Data items
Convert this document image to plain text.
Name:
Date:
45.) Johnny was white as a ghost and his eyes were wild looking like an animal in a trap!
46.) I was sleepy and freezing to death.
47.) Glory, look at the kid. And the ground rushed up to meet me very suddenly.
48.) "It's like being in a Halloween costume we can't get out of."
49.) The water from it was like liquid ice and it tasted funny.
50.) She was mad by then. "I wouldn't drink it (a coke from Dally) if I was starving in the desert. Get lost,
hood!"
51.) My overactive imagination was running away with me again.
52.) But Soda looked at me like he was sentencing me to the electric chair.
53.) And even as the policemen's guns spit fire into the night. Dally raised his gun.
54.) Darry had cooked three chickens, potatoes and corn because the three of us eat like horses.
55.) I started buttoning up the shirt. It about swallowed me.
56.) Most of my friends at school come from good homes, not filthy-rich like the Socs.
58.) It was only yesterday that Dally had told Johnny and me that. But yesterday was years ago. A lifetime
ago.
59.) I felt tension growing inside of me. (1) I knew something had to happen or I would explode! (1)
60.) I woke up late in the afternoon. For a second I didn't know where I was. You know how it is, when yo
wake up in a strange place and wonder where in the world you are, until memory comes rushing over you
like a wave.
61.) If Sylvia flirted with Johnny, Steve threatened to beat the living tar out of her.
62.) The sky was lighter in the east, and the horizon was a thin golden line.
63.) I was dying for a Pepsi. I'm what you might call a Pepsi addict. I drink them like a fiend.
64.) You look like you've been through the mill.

### Exercise
From the records given above, copy all lines containing "where".

### Answer for the task
60.) I woke up late in the afternoon. For a second I didn't know where I was. You know how it is, when yo
wake up in a strange place and wonder where in the world you are, until memory comes rushing over you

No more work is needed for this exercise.